:: Raw records ::
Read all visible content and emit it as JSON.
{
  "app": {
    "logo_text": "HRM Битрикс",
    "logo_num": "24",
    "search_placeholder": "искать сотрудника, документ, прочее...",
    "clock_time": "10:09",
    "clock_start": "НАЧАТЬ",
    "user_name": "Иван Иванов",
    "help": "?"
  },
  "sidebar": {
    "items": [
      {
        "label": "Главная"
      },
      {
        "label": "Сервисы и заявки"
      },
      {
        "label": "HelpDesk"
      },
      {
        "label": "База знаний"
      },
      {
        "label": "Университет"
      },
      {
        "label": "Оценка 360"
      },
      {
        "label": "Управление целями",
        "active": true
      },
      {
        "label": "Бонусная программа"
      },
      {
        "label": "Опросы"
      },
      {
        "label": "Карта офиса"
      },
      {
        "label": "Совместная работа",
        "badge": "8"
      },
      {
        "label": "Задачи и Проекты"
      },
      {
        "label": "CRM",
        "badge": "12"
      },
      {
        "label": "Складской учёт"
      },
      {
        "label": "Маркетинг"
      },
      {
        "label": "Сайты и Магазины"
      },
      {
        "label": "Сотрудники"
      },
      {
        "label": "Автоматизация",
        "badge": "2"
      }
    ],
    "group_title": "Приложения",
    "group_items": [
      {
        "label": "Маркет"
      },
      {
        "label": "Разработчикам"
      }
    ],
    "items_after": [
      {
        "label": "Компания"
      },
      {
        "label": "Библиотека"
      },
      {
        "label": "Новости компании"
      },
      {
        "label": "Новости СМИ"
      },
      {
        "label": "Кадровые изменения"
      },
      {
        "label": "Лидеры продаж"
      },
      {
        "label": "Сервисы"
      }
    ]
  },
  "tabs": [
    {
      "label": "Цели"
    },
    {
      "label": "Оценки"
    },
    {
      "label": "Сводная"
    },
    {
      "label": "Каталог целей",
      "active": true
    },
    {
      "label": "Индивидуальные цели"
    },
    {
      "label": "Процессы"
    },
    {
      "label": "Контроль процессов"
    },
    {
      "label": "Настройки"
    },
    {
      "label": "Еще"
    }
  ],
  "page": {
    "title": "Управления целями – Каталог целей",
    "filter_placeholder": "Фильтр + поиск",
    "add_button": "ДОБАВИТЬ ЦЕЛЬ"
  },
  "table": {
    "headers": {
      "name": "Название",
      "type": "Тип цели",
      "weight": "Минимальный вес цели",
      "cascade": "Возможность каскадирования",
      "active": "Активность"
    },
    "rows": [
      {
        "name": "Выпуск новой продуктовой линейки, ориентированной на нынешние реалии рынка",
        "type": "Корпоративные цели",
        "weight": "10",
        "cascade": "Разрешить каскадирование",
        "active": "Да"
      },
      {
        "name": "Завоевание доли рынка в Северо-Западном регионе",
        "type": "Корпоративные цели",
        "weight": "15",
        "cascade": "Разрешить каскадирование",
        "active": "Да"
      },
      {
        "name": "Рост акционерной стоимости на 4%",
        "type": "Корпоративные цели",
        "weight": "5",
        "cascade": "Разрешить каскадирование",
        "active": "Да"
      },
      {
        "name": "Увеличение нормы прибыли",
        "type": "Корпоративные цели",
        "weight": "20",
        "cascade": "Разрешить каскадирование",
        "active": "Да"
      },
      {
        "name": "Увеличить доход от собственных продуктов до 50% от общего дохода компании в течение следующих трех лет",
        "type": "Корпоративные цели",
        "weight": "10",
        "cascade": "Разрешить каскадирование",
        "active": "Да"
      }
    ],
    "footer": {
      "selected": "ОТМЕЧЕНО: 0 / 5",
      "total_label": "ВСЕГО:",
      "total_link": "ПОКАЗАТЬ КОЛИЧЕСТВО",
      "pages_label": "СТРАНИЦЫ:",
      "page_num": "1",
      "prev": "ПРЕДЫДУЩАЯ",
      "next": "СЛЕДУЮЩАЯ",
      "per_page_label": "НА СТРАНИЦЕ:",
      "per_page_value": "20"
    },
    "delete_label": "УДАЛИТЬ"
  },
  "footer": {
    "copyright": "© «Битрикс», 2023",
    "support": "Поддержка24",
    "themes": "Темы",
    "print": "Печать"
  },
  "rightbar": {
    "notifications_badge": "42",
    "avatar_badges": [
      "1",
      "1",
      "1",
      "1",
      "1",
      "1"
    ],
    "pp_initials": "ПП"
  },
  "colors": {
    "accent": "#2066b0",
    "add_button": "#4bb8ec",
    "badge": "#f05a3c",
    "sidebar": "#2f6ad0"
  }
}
:::
Exercise task:
Write the entries again, exactly as they stand.

Written response:
Read all visible content and emit it as JSON.
{
  "app": {
    "logo_text": "HRM Битрикс",
    "logo_num": "24",
    "search_placeholder": "искать сотрудника, документ, прочее...",
    "clock_time": "10:09",
    "clock_start": "НАЧАТЬ",
    "user_name": "Иван Иванов",
    "help": "?"
  },
  "sidebar": {
    "items": [
      {
        "label": "Главная"
      },
      {
        "label": "Сервисы и заявки"
      },
      {
        "label": "HelpDesk"
      },
      {
        "label": "База знаний"
      },
      {
        "label": "Университет"
      },
      {
        "label": "Оценка 360"
      },
      {
        "label": "Управление целями",
        "active": true
      },
      {
        "label": "Бонусная программа"
      },
      {
        "label": "Опросы"
      },
      {
        "label": "Карта офиса"
      },
      {
        "label": "Совместная работа",
        "badge": "8"
      },
      {
        "label": "Задачи и Проекты"
      },
      {
        "label": "CRM",
        "badge": "12"
      },
      {
        "label": "Складской учёт"
      },
      {
        "label": "Маркетинг"
      },
      {
        "label": "Сайты и Магазины"
      },
      {
        "label": "Сотрудники"
      },
      {
        "label": "Автоматизация",
        "badge": "2"
      }
    ],
    "group_title": "Приложения",
    "group_items": [
      {
        "label": "Маркет"
      },
      {
        "label": "Разработчикам"
      }
    ],
    "items_after": [
      {
        "label": "Компания"
      },
      {
        "label": "Библиотека"
      },
      {
        "label": "Новости компании"
      },
      {
        "label": "Новости СМИ"
      },
      {
        "label": "Кадровые изменения"
      },
      {
        "label": "Лидеры продаж"
      },
      {
        "label": "Сервисы"
      }
    ]
  },
  "tabs": [
    {
      "label": "Цели"
    },
    {
      "label": "Оценки"
    },
    {
      "label": "Сводная"
    },
    {
      "label": "Каталог целей",
      "active": true
    },
    {
      "label": "Индивидуальные цели"
    },
    {
      "label": "Процессы"
    },
    {
      "label": "Контроль процессов"
    },
    {
      "label": "Настройки"
    },
    {
      "label": "Еще"
    }
  ],
  "page": {
    "title": "Управления целями – Каталог целей",
    "filter_placeholder": "Фильтр + поиск",
    "add_button": "ДОБАВИТЬ ЦЕЛЬ"
  },
  "table": {
    "headers": {
      "name": "Название",
      "type": "Тип цели",
      "weight": "Минимальный вес цели",
      "cascade": "Возможность каскадирования",
      "active": "Активность"
    },
    "rows": [
      {
        "name": "Выпуск новой продуктовой линейки, ориентированной на нынешние реалии рынка",
        "type": "Корпоративные цели",
        "weight": "10",
        "cascade": "Разрешить каскадирование",
        "active": "Да"
      },
      {
        "name": "Завоевание доли рынка в Северо-Западном регионе",
        "type": "Корпоративные цели",
        "weight": "15",
        "cascade": "Разрешить каскадирование",
        "active": "Да"
      },
      {
        "name": "Рост акционерной стоимости на 4%",
        "type": "Корпоративные цели",
        "weight": "5",
        "cascade": "Разрешить каскадирование",
        "active": "Да"
      },
      {
        "name": "Увеличение нормы прибыли",
        "type": "Корпоративные цели",
        "weight": "20",
        "cascade": "Разрешить каскадирование",
        "active": "Да"
      },
      {
        "name": "Увеличить доход от собственных продуктов до 50% от общего дохода компании в течение следующих трех лет",
        "type": "Корпоративные цели",
        "weight": "10",
        "cascade": "Разрешить каскадирование",
        "active": "Да"
      }
    ],
    "footer": {
      "selected": "ОТМЕЧЕНО: 0 / 5",
      "total_label": "ВСЕГО:",
      "total_link": "ПОКАЗАТЬ КОЛИЧЕСТВО",
      "pages_label": "СТРАНИЦЫ:",
      "page_num": "1",
      "prev": "ПРЕДЫДУЩАЯ",
      "next": "СЛЕДУЮЩАЯ",
      "per_page_label": "НА СТРАНИЦЕ:",
      "per_page_value": "20"
    },
    "delete_label": "УДАЛИТЬ"
  },
  "footer": {
    "copyright": "© «Битрикс», 2023",
    "support": "Поддержка24",
    "themes": "Темы",
    "print": "Печать"
  },
  "rightbar": {
    "notifications_badge": "42",
    "avatar_badges": [
      "1",
      "1",
      "1",
      "1",
      "1",
      "1"
    ],
    "pp_initials": "ПП"
  },
  "colors": {
    "accent": "#2066b0",
    "add_button": "#4bb8ec",
    "badge": "#f05a3c",
    "sidebar": "#2f6ad0"
  }
}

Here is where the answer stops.